# TEXT PASSAGE
>>>>

The Green Knight’s History Lesson Seemingly Spoils a Movie-Specific Twist

The Green Knight’s History Lesson Seemingly Spoils a Movie-Specific Twist
My feelings exactly, Dev. (Screenshot: A24)

It’s been over a decade since I read Sir Gawain and the Green Knight, so I’ll admit I’m a tad rusty. That’s why I’m relieved to see A24’s oral history video of the classic poem, narrated by Game of Thrones’ Ralph Ineson (who plays the titular green knight), in anticipation of David Lowery’s The Green Knight film. Because lord knows I’m not reading it again.

A24 has released a short video sharing the history of Sir Gawain and the Green Knight, a “mythic morality tale” about King Arthur’s nephew that probably dates back to the 14th century. I say “probably” because, the truth is, no one knows who exactly wrote it or when. The original tale is one of chivalry, honesty, and humanity’s complex relationship with nature. It’s considered one of the greatest early works in English literature, right alongside classics like Beowulf and The Canterbury Tales. In The Green Knight the film, Dev Patel stars as Sir Gawain, a knight of the famed Round Table. After the Green Knight (Ineson) shows up to start a Christmastime fight club–letting one knight strike a killing blow in exchange for “turnabout is fair play” one year later — Sir Gawain accepts the challenge and embarks on a heroic quest to get his arse handed to him. It looks to be taking heavy inspiration from the original story, especially in its design, which harkens back to Medieval religious imagery. But there are also ways The Green Knight is striking out on its own — including a surprising reveal shown in this very video.

<<<<

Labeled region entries
>>>>

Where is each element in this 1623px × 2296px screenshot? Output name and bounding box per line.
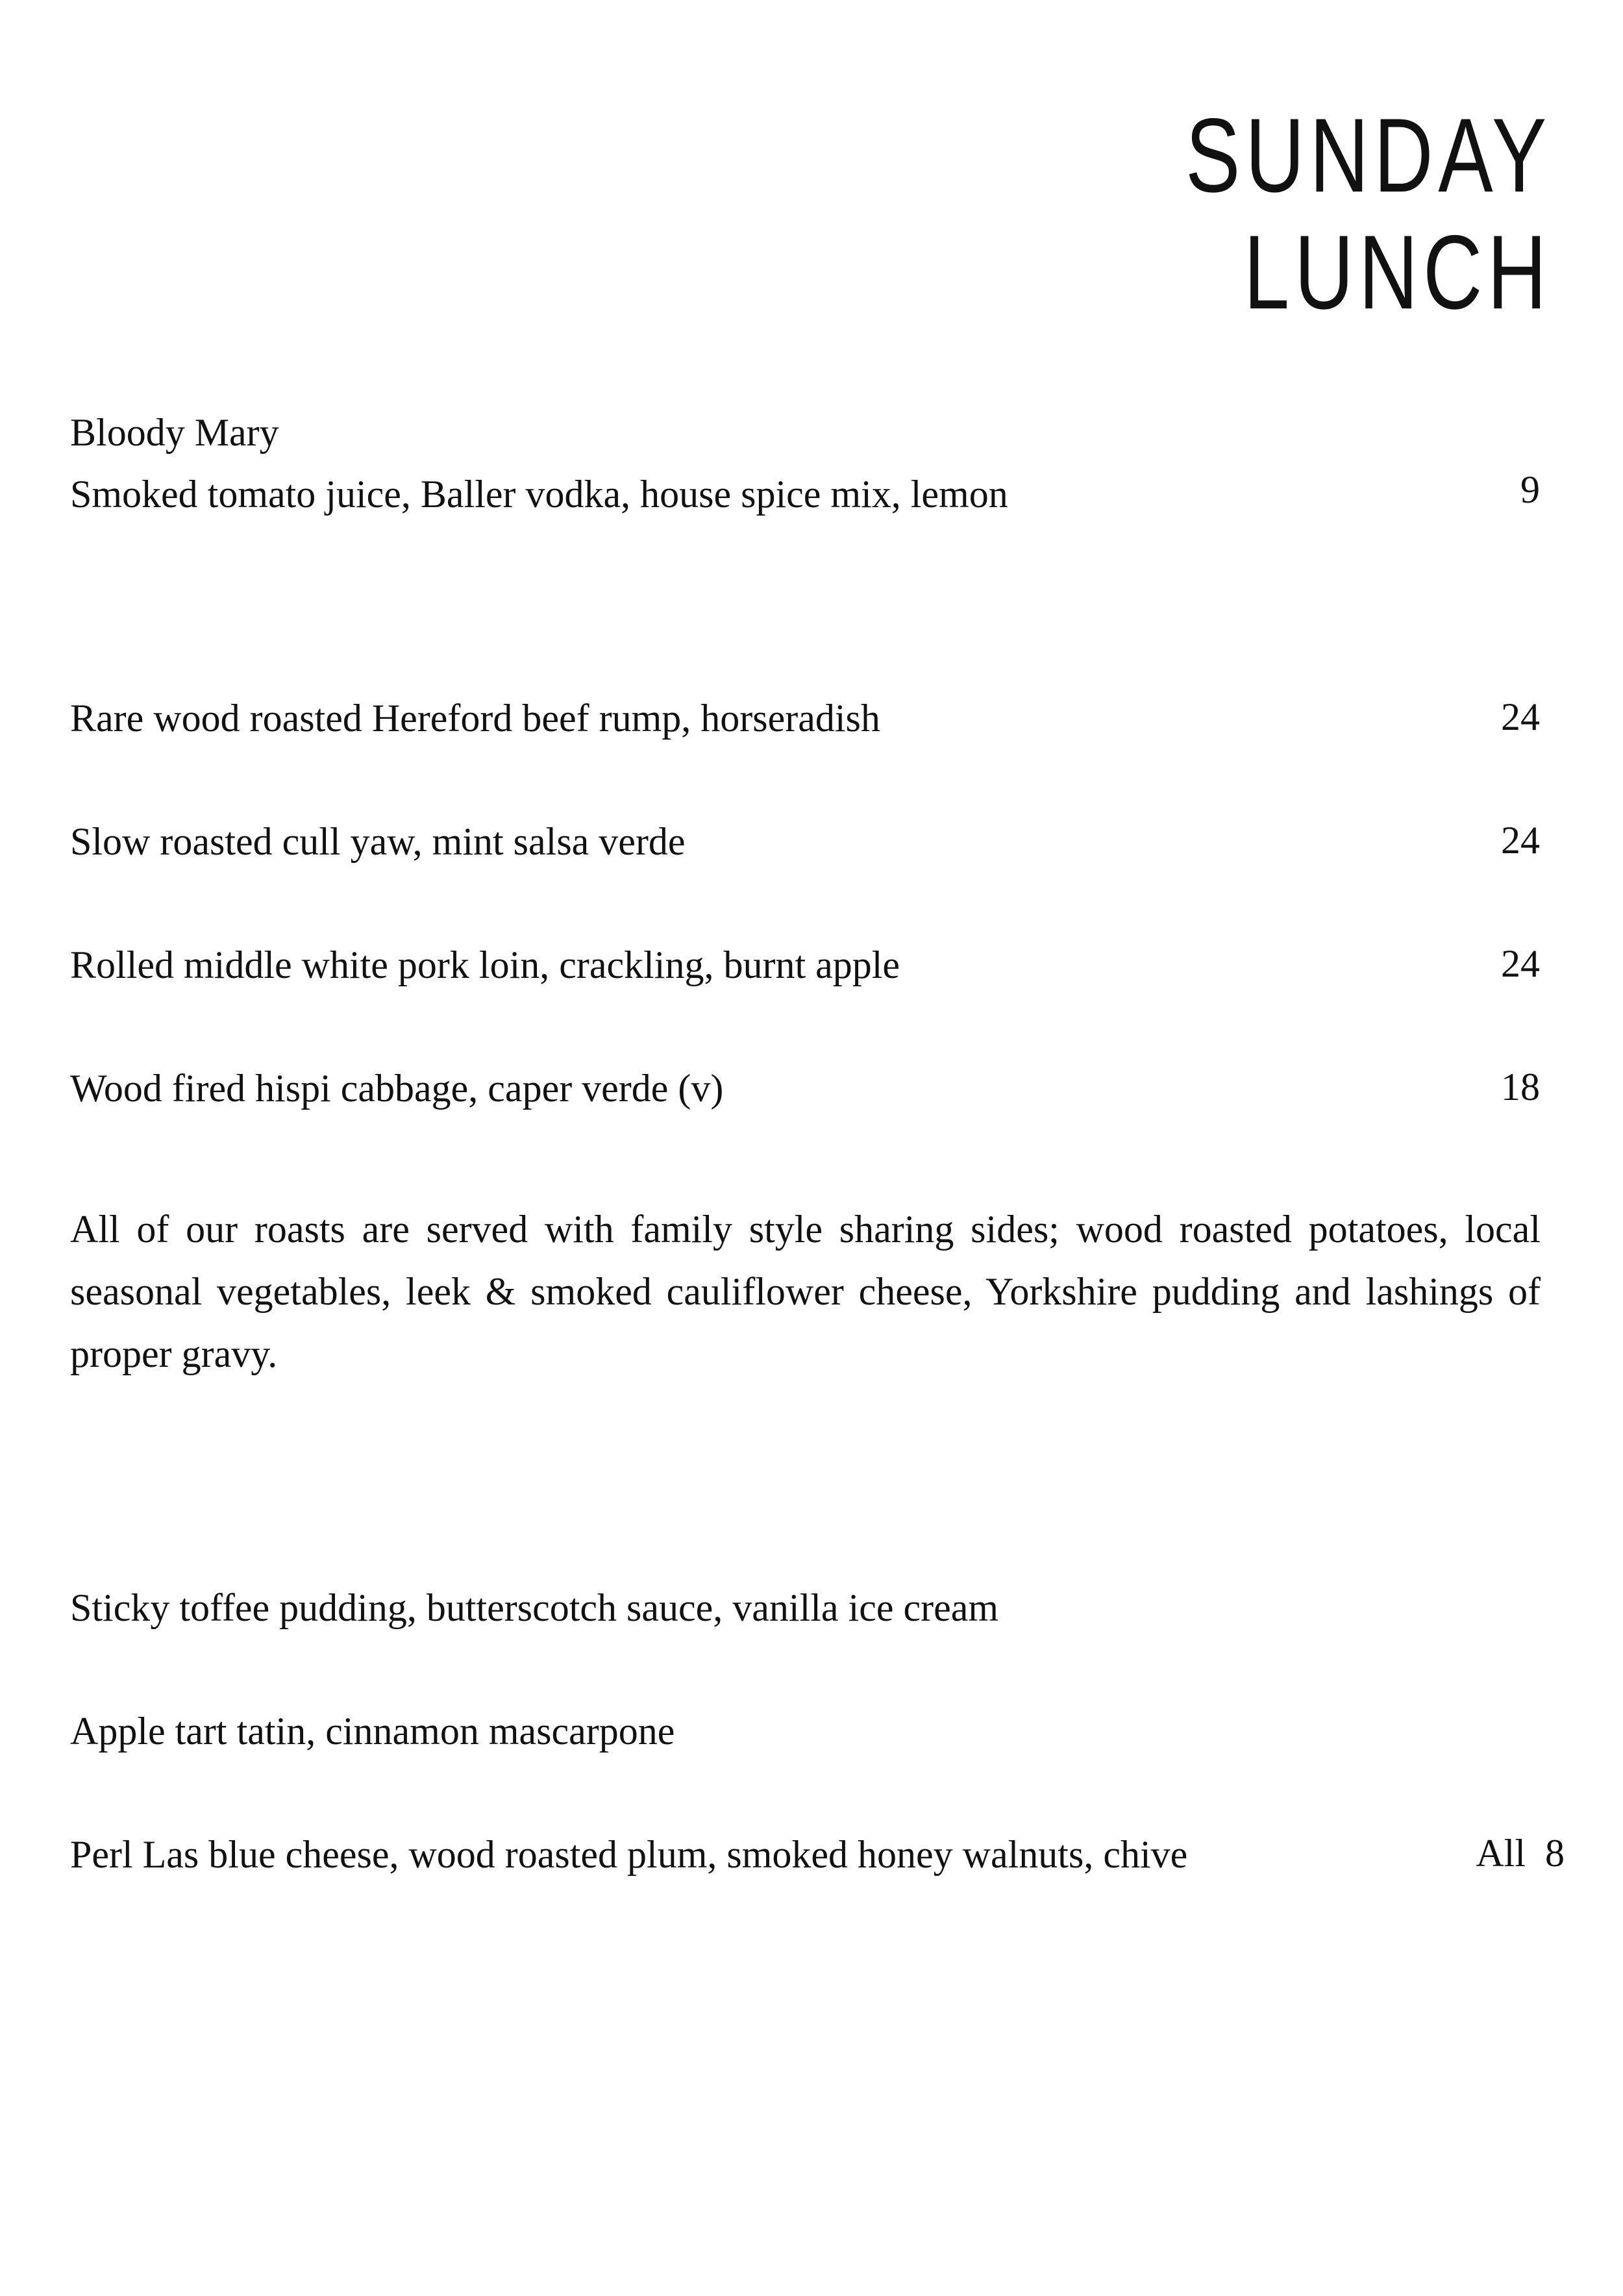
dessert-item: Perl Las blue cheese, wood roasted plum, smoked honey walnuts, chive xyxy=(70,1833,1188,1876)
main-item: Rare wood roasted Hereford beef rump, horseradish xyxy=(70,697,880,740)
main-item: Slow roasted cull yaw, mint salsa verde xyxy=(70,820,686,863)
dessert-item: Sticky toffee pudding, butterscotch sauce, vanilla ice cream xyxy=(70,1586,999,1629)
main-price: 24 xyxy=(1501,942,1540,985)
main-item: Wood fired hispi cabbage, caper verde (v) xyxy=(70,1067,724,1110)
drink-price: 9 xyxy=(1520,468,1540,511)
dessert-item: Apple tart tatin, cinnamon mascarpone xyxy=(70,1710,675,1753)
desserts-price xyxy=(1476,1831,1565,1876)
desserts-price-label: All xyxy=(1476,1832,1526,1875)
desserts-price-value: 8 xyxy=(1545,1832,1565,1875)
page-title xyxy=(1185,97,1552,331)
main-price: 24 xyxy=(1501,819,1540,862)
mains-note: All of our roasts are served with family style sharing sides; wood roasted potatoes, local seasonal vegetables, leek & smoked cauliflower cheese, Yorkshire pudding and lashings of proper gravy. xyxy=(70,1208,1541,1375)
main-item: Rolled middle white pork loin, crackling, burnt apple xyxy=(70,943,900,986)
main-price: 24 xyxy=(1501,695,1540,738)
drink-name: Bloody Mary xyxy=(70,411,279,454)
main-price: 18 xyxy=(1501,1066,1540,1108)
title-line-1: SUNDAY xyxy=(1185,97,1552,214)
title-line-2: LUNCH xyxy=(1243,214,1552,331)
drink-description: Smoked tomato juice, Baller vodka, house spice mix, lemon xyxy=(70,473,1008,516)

<<<<

# THE EXERCISE
Duplicate the passage from the article on The Green Knight, reproducing everything from "It’s been over" down to "reading it again.". The data presented here is independent material, distinct from the text about the film.

# WRITTEN RESPONSE
It’s been over a decade since I read Sir Gawain and the Green Knight, so I’ll admit I’m a tad rusty. That’s why I’m relieved to see A24’s oral history video of the classic poem, narrated by Game of Thrones’ Ralph Ineson (who plays the titular green knight), in anticipation of David Lowery’s The Green Knight film. Because lord knows I’m not reading it again.